■ Dataset extract
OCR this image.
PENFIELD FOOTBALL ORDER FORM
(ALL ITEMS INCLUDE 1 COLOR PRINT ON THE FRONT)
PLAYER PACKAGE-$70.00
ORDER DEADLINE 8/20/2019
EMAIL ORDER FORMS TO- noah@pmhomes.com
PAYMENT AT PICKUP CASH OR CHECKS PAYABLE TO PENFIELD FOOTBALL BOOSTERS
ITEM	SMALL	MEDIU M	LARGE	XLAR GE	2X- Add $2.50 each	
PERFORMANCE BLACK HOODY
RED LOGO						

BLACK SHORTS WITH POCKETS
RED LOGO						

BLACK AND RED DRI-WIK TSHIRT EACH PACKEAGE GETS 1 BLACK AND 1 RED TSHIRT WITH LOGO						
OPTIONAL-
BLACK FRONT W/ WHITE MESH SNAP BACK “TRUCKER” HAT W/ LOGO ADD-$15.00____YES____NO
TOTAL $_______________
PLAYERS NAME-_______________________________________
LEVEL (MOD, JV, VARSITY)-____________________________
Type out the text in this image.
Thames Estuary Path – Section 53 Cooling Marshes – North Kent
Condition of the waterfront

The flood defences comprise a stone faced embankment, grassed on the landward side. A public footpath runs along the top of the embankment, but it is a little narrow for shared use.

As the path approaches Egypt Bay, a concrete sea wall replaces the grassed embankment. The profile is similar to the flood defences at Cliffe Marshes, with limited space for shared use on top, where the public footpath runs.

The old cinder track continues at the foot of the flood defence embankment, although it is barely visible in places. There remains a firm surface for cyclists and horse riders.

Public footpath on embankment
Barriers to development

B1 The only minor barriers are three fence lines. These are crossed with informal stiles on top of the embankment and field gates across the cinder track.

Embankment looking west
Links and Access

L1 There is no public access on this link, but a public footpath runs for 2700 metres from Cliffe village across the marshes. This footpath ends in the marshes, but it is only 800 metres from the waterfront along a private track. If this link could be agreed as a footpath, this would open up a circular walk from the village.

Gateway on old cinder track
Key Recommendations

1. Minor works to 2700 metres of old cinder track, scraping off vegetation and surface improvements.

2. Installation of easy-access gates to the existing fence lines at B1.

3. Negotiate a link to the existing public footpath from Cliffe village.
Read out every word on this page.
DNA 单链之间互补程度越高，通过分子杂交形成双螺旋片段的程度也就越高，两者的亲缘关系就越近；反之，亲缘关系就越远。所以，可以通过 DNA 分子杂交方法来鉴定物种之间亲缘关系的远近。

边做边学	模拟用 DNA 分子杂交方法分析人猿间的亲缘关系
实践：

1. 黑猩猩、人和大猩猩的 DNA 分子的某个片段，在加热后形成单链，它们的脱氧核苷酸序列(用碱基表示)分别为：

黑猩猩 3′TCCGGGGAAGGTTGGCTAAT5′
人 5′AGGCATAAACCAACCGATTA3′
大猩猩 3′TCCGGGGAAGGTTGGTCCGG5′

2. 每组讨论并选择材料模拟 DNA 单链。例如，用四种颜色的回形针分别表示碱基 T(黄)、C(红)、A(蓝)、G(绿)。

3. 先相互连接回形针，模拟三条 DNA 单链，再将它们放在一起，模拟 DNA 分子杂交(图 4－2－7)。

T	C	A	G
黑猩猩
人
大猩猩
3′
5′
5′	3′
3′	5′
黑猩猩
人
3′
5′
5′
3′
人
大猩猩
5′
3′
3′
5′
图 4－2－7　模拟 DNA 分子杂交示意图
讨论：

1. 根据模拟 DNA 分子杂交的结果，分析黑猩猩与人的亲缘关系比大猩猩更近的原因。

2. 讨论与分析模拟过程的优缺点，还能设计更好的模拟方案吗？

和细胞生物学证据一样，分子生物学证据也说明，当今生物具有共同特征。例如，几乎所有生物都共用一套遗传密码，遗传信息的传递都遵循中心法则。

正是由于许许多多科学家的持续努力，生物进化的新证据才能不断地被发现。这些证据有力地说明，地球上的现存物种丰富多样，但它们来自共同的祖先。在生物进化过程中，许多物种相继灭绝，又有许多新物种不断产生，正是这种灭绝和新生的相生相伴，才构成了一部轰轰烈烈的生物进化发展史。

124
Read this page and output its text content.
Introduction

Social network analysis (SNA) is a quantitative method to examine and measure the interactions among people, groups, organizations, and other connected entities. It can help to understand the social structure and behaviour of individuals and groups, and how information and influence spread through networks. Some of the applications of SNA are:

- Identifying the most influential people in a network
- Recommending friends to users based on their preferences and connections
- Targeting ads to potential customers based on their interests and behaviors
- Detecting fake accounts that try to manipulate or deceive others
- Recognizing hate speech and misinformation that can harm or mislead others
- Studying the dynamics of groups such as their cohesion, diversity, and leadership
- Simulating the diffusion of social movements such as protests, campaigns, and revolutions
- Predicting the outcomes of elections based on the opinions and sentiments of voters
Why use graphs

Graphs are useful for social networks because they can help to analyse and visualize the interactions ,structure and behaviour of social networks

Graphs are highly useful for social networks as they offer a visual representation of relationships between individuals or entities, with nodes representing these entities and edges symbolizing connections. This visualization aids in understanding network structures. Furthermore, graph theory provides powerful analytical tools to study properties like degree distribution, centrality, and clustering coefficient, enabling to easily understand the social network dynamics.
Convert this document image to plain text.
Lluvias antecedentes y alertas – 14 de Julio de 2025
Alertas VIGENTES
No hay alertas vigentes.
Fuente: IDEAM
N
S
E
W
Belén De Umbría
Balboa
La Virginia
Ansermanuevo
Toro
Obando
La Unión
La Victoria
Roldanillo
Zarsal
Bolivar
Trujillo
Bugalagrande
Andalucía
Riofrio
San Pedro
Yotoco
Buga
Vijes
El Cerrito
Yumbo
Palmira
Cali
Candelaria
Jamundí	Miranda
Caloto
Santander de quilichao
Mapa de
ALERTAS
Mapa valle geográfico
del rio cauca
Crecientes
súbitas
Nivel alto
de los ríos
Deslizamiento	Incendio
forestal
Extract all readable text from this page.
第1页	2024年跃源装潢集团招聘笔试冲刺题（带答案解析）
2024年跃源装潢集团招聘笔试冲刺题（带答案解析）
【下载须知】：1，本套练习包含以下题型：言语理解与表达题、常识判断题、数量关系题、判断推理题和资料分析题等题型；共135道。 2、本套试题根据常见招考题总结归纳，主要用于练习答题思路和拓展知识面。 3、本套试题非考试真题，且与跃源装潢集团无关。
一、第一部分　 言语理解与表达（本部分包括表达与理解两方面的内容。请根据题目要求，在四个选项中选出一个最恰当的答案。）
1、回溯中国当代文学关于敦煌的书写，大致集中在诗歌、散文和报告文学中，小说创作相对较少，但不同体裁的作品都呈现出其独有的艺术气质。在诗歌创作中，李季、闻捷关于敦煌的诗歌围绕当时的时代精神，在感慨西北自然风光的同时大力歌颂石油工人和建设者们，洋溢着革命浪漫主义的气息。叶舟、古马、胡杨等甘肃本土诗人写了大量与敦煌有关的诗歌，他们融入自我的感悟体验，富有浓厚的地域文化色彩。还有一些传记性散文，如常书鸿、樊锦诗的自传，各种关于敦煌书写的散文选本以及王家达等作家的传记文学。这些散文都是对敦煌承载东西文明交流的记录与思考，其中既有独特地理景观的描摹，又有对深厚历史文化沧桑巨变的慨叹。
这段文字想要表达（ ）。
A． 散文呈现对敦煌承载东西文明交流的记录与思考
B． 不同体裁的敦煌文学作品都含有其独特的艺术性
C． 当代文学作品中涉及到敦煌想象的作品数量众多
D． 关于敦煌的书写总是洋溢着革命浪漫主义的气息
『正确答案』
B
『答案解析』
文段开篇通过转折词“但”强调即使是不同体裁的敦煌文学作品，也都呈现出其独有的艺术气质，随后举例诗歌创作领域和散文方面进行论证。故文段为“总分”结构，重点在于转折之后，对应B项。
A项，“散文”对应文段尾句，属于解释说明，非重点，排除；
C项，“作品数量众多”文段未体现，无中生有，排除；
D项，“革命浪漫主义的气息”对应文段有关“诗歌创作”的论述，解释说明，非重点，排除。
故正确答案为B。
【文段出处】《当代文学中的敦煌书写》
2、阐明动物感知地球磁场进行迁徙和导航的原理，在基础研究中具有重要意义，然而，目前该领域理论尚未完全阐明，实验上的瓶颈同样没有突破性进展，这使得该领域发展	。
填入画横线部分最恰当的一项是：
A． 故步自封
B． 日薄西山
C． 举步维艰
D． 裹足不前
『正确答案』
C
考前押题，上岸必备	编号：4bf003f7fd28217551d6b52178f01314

■ Set task
Find every line in the records above that contains the word "LOGO", and copy each one.

■ The completed task
RED LOGO						
RED LOGO						
BLACK AND RED DRI-WIK TSHIRT EACH PACKEAGE GETS 1 BLACK AND 1 RED TSHIRT WITH LOGO						
BLACK FRONT W/ WHITE MESH SNAP BACK “TRUCKER” HAT W/ LOGO ADD-$15.00____YES____NO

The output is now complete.